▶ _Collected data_
Begin

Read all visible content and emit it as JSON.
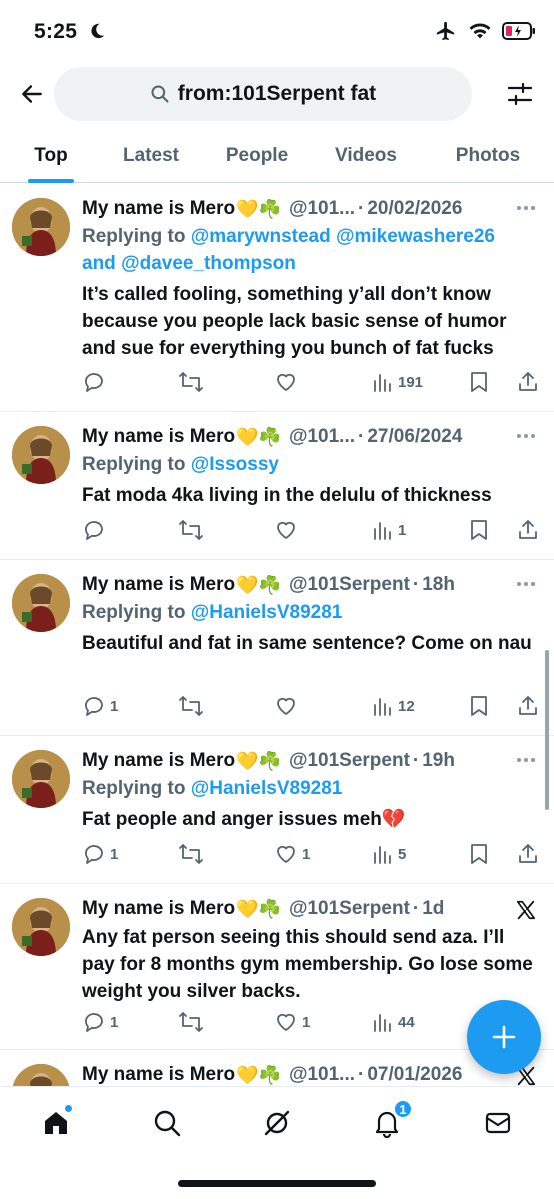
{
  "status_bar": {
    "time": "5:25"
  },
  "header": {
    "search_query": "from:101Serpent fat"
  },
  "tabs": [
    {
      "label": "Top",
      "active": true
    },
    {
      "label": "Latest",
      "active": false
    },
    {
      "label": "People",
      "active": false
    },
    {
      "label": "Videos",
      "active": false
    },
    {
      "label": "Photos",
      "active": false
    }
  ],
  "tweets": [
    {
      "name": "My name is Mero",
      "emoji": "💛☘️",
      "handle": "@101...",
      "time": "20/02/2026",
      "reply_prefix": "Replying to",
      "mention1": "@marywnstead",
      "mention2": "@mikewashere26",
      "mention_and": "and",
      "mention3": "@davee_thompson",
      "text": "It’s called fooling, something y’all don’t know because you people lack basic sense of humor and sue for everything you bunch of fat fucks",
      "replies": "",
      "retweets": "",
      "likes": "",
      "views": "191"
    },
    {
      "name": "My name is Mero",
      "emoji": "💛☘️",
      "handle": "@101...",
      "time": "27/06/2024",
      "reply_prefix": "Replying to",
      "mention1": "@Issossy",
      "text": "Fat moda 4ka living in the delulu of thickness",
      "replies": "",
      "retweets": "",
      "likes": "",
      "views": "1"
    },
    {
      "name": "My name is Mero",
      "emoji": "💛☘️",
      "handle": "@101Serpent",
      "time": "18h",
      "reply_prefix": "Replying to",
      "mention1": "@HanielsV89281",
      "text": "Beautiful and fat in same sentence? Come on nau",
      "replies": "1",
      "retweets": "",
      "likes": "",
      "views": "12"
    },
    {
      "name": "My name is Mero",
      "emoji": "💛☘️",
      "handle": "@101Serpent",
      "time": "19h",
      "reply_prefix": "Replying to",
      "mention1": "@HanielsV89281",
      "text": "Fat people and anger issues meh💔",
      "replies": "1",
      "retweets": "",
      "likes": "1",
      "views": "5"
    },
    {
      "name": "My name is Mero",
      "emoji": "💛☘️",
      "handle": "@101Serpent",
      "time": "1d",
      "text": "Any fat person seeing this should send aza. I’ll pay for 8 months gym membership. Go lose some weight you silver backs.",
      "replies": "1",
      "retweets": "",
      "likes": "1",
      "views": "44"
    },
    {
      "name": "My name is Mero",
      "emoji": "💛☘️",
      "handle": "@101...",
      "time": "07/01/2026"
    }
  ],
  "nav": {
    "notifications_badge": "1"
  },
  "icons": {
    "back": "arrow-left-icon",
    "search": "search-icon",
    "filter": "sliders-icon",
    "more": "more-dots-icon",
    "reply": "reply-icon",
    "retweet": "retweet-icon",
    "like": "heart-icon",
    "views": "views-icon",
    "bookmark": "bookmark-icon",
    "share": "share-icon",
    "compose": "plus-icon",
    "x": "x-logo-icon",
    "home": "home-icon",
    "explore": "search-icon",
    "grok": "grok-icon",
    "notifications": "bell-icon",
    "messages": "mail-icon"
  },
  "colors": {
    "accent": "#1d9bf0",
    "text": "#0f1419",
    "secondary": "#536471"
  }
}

End
Begin

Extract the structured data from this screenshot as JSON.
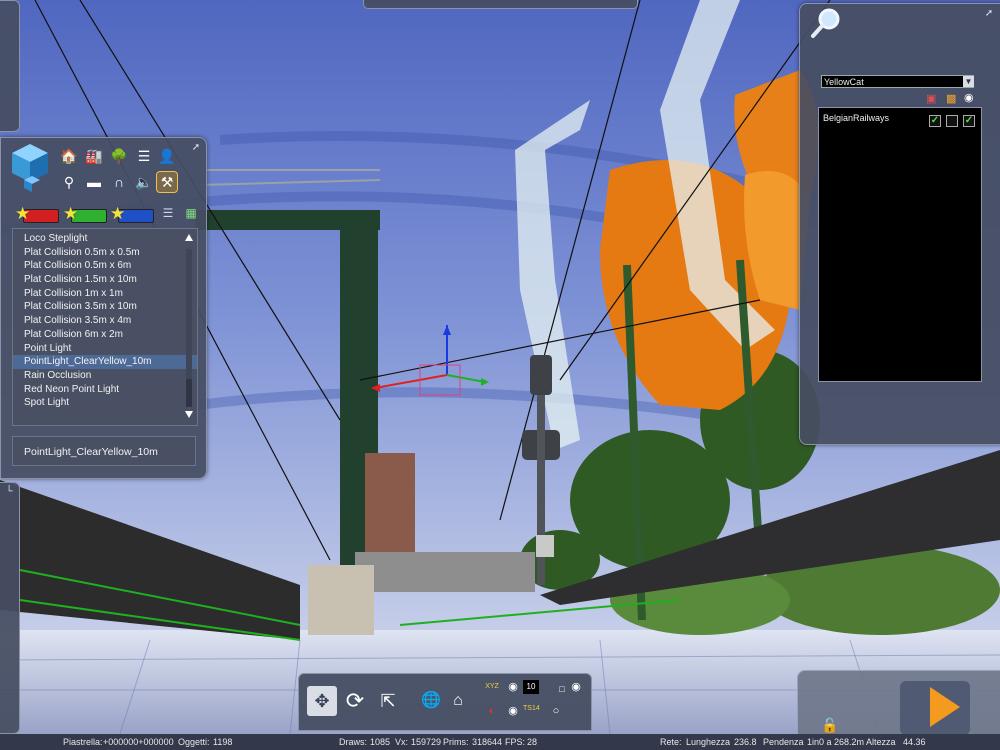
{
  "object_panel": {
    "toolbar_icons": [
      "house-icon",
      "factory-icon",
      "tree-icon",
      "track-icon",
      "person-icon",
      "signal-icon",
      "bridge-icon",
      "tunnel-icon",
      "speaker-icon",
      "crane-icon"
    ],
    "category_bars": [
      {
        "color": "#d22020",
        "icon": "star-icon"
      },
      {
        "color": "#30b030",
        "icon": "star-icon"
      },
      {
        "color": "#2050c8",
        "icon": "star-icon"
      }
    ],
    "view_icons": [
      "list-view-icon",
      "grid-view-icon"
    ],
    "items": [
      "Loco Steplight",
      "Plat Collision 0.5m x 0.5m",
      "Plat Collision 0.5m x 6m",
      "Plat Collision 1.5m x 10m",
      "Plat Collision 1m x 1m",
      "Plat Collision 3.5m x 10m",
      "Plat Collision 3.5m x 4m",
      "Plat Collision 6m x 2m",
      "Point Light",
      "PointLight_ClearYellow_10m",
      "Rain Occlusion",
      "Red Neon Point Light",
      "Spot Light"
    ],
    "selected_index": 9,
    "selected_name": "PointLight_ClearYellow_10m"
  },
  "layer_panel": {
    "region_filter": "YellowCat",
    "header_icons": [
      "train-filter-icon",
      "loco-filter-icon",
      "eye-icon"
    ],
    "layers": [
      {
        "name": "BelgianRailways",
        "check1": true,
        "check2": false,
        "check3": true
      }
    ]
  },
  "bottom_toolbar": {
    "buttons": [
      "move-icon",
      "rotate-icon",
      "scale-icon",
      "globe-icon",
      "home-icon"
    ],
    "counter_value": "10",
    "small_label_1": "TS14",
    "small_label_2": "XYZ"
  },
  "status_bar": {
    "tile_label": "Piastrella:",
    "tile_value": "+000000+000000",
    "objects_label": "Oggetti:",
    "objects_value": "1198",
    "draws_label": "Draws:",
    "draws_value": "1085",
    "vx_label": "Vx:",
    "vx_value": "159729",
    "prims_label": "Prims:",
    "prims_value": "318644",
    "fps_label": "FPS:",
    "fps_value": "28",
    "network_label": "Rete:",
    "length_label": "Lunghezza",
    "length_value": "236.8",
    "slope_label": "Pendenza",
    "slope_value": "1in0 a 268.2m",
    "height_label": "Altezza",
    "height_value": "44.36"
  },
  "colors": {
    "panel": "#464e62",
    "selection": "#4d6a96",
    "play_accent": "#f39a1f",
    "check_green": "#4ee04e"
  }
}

End

▶ _Exercise goal_
Select every line in the records above that contains the word "this".

▶ _The response_
      "text": "Any fat person seeing this should send aza. I’ll pay for 8 months gym membership. Go lose some weight you silver backs.",
Extract the structured data from this screenshot as JSON.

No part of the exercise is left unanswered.